Pick out every line of the entries below where "escenario" occurs, and copy those lines.

** BEGIN Records for this task **

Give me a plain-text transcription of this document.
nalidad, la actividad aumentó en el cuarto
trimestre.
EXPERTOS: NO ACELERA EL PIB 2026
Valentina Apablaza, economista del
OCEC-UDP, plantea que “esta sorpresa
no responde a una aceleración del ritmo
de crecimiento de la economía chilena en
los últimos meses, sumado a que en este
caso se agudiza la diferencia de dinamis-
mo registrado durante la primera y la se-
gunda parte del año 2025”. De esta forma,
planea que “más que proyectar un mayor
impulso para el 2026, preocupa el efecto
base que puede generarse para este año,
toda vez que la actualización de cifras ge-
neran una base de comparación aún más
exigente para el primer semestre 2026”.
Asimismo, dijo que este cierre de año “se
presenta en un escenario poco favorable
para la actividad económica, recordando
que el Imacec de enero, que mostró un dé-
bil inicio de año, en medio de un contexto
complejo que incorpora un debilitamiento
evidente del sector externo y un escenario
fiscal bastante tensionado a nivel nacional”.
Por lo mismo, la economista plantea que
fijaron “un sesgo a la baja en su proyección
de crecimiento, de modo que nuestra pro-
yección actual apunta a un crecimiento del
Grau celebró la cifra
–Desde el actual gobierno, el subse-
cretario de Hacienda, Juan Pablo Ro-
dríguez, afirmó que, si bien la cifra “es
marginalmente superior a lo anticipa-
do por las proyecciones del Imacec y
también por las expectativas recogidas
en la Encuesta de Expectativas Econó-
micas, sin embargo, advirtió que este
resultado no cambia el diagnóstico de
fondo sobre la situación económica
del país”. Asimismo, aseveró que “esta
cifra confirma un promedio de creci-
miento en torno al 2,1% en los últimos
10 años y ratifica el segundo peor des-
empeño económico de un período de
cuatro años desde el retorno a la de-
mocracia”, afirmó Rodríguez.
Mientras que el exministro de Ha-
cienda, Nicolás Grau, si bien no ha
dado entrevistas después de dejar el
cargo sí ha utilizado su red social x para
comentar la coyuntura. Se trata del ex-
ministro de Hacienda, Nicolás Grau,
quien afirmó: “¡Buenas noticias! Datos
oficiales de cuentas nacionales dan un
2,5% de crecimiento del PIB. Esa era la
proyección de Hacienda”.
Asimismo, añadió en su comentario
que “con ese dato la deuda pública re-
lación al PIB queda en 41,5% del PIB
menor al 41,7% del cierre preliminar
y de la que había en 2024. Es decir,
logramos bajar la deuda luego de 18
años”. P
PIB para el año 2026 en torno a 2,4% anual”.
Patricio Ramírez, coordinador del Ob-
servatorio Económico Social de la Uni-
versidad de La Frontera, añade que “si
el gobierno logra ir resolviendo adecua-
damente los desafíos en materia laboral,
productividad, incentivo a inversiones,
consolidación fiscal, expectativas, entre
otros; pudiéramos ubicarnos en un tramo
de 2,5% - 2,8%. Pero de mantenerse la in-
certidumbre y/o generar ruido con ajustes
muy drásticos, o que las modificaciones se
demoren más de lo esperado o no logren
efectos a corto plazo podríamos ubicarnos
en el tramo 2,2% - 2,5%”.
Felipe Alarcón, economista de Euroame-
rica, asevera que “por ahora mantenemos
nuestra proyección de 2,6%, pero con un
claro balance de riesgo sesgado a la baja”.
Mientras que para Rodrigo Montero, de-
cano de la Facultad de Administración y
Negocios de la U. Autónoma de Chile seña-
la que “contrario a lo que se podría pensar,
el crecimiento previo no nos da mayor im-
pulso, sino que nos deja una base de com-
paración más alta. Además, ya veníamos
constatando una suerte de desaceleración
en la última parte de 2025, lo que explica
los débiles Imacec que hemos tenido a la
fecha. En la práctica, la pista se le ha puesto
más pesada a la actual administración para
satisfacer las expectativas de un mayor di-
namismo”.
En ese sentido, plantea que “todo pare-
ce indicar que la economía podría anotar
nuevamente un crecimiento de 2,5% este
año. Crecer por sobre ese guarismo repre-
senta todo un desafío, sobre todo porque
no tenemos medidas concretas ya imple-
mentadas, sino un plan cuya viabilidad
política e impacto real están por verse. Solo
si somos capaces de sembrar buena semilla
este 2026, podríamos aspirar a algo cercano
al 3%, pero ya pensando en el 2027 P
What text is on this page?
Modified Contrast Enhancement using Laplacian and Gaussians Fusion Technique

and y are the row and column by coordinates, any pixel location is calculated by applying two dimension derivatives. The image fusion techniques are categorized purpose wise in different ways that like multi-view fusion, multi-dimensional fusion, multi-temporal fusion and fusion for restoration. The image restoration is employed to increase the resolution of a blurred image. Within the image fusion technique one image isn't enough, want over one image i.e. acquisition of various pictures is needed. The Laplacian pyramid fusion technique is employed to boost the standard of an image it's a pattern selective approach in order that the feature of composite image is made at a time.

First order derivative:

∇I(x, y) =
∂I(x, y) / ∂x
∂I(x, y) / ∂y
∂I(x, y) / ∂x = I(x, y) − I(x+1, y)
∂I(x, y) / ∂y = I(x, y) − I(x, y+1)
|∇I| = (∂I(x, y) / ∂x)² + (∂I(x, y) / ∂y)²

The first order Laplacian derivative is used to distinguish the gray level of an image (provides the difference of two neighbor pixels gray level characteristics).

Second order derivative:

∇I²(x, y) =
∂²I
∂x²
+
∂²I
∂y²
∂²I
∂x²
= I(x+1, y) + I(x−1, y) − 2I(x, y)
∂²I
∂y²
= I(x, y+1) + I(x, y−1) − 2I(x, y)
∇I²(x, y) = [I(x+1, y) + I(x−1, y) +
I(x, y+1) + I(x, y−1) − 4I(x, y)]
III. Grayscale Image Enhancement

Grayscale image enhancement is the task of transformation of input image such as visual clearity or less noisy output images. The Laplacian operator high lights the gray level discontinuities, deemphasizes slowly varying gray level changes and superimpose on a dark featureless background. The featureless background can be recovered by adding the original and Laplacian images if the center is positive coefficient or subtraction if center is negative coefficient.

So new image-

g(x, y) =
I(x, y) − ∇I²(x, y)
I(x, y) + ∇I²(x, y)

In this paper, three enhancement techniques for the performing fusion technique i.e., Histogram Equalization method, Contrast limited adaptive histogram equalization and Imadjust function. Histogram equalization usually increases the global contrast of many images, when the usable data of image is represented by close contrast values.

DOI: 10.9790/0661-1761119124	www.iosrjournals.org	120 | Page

** END Records for this task **

Solution for this task —
presenta en un escenario poco favorable
evidente del sector externo y un escenario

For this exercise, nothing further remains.